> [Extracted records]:
⁂

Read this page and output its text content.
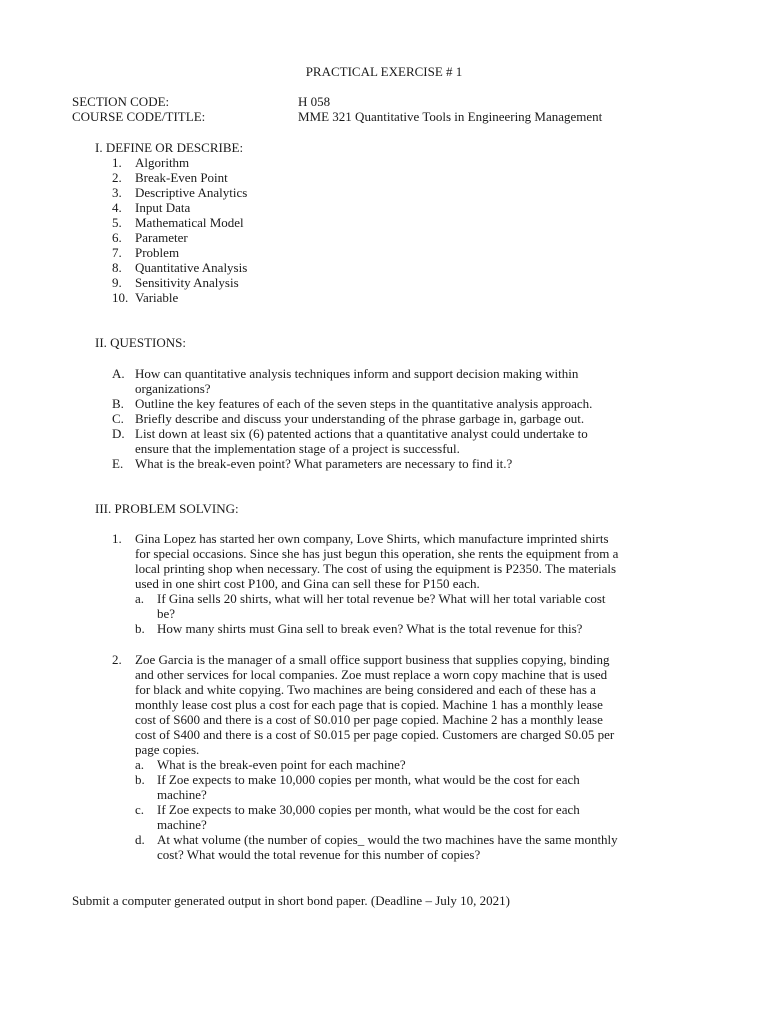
PRACTICAL EXERCISE # 1
SECTION CODE:	H 058
COURSE CODE/TITLE:	MME 321 Quantitative Tools in Engineering Management
I. DEFINE OR DESCRIBE:
1.	Algorithm
2.	Break-Even Point
3.	Descriptive Analytics
4.	Input Data
5.	Mathematical Model
6.	Parameter
7.	Problem
8.	Quantitative Analysis
9.	Sensitivity Analysis
10. Variable
II. QUESTIONS:
A. How can quantitative analysis techniques inform and support decision making within
organizations?
B. Outline the key features of each of the seven steps in the quantitative analysis approach.
C. Briefly describe and discuss your understanding of the phrase garbage in, garbage out.
D. List down at least six (6) patented actions that a quantitative analyst could undertake to
ensure that the implementation stage of a project is successful.
E. What is the break-even point? What parameters are necessary to find it.?
III. PROBLEM SOLVING:
1. Gina Lopez has started her own company, Love Shirts, which manufacture imprinted shirts
for special occasions. Since she has just begun this operation, she rents the equipment from a
local printing shop when necessary. The cost of using the equipment is P2350. The materials
used in one shirt cost P100, and Gina can sell these for P150 each.
a. If Gina sells 20 shirts, what will her total revenue be? What will her total variable cost
be?
b. How many shirts must Gina sell to break even? What is the total revenue for this?
2. Zoe Garcia is the manager of a small office support business that supplies copying, binding
and other services for local companies. Zoe must replace a worn copy machine that is used
for black and white copying. Two machines are being considered and each of these has a
monthly lease cost plus a cost for each page that is copied. Machine 1 has a monthly lease
cost of S600 and there is a cost of S0.010 per page copied. Machine 2 has a monthly lease
cost of S400 and there is a cost of S0.015 per page copied. Customers are charged S0.05 per
page copies.
a. What is the break-even point for each machine?
b. If Zoe expects to make 10,000 copies per month, what would be the cost for each
machine?
c. If Zoe expects to make 30,000 copies per month, what would be the cost for each
machine?
d. At what volume (the number of copies_ would the two machines have the same monthly
cost? What would the total revenue for this number of copies?
Submit a computer generated output in short bond paper. (Deadline – July 10, 2021)
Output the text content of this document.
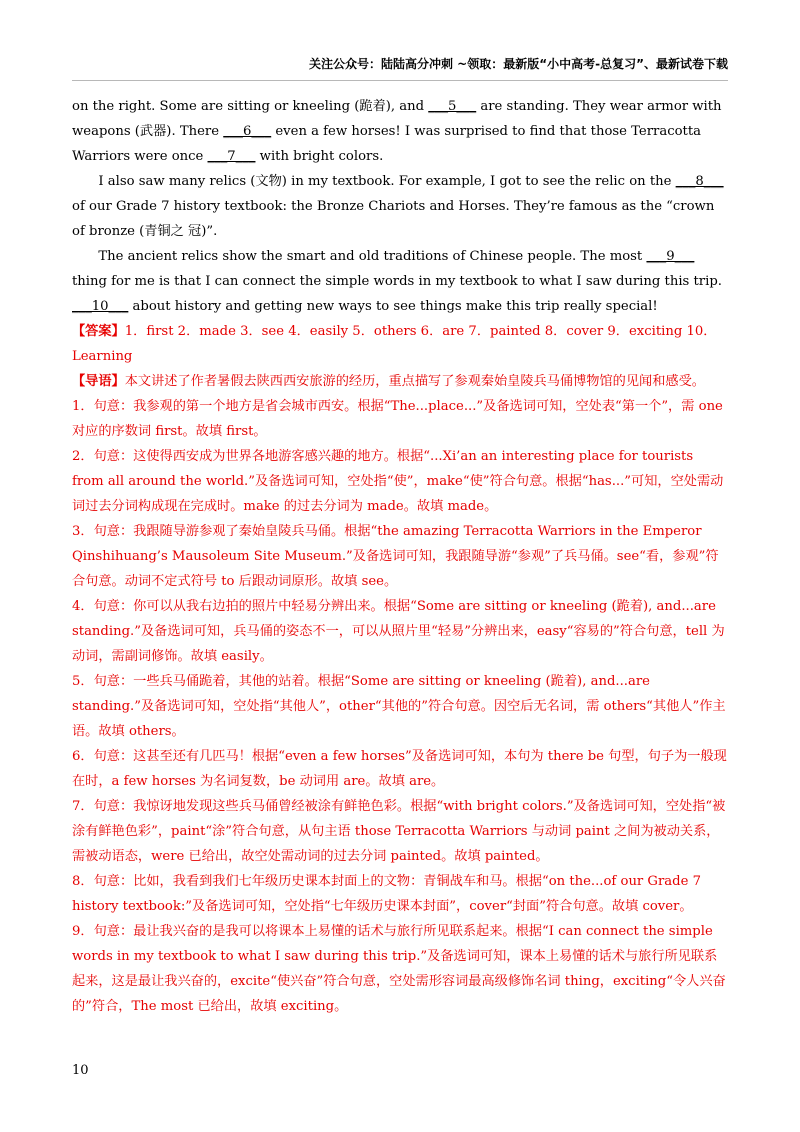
关注公众号：陆陆高分冲刺 ~领取：最新版“小中高考-总复习”、最新试卷下载

on the right. Some are sitting or kneeling (跪着), and ___5___ are standing. They wear armor with weapons (武器). There ___6___ even a few horses! I was surprised to find that those Terracotta Warriors were once ___7___ with bright colors.

I also saw many relics (文物) in my textbook. For example, I got to see the relic on the ___8___ of our Grade 7 history textbook: the Bronze Chariots and Horses. They’re famous as the “crown of bronze (青铜之 冠)”.

The ancient relics show the smart and old traditions of Chinese people. The most ___9___ thing for me is that I can connect the simple words in my textbook to what I saw during this trip. ___10___ about history and getting new ways to see things make this trip really special!

【答案】1．first 2．made 3．see 4．easily 5．others 6．are 7．painted 8．cover 9．exciting 10．Learning

【导语】本文讲述了作者暑假去陕西西安旅游的经历，重点描写了参观秦始皇陵兵马俑博物馆的见闻和感受。

1．句意：我参观的第一个地方是省会城市西安。根据“The...place...”及备选词可知，空处表“第一个”，需 one 对应的序数词 first。故填 first。

2．句意：这使得西安成为世界各地游客感兴趣的地方。根据“...Xi’an an interesting place for tourists from all around the world.”及备选词可知，空处指“使”，make“使”符合句意。根据“has...”可知，空处需动词过去分词构成现在完成时。make 的过去分词为 made。故填 made。

3．句意：我跟随导游参观了秦始皇陵兵马俑。根据“the amazing Terracotta Warriors in the Emperor Qinshihuang’s Mausoleum Site Museum.”及备选词可知，我跟随导游“参观”了兵马俑。see“看，参观”符合句意。动词不定式符号 to 后跟动词原形。故填 see。

4．句意：你可以从我右边拍的照片中轻易分辨出来。根据“Some are sitting or kneeling (跪着), and...are standing.”及备选词可知，兵马俑的姿态不一，可以从照片里“轻易”分辨出来，easy“容易的”符合句意，tell 为动词，需副词修饰。故填 easily。

5．句意：一些兵马俑跪着，其他的站着。根据“Some are sitting or kneeling (跪着), and...are standing.”及备选词可知，空处指“其他人”，other“其他的”符合句意。因空后无名词，需 others“其他人”作主语。故填 others。

6．句意：这甚至还有几匹马！根据“even a few horses”及备选词可知，本句为 there be 句型，句子为一般现在时，a few horses 为名词复数，be 动词用 are。故填 are。

7．句意：我惊讶地发现这些兵马俑曾经被涂有鲜艳色彩。根据“with bright colors.”及备选词可知，空处指“被涂有鲜艳色彩”，paint“涂”符合句意，从句主语 those Terracotta Warriors 与动词 paint 之间为被动关系，需被动语态，were 已给出，故空处需动词的过去分词 painted。故填 painted。

8．句意：比如，我看到我们七年级历史课本封面上的文物：青铜战车和马。根据“on the...of our Grade 7 history textbook:”及备选词可知，空处指“七年级历史课本封面”，cover“封面”符合句意。故填 cover。

9．句意：最让我兴奋的是我可以将课本上易懂的话术与旅行所见联系起来。根据“I can connect the simple words in my textbook to what I saw during this trip.”及备选词可知，课本上易懂的话术与旅行所见联系起来，这是最让我兴奋的，excite“使兴奋”符合句意，空处需形容词最高级修饰名词 thing，exciting“令人兴奋的”符合，The most 已给出，故填 exciting。

10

⁂

> [Short exercise]:
Check all the records above and select each line where the string "first" is found.

> [Exercise result]:
【答案】1．first 2．made 3．see 4．easily 5．others 6．are 7．painted 8．cover 9．exciting 10．Learning
1．句意：我参观的第一个地方是省会城市西安。根据“The...place...”及备选词可知，空处表“第一个”，需 one 对应的序数词 first。故填 first。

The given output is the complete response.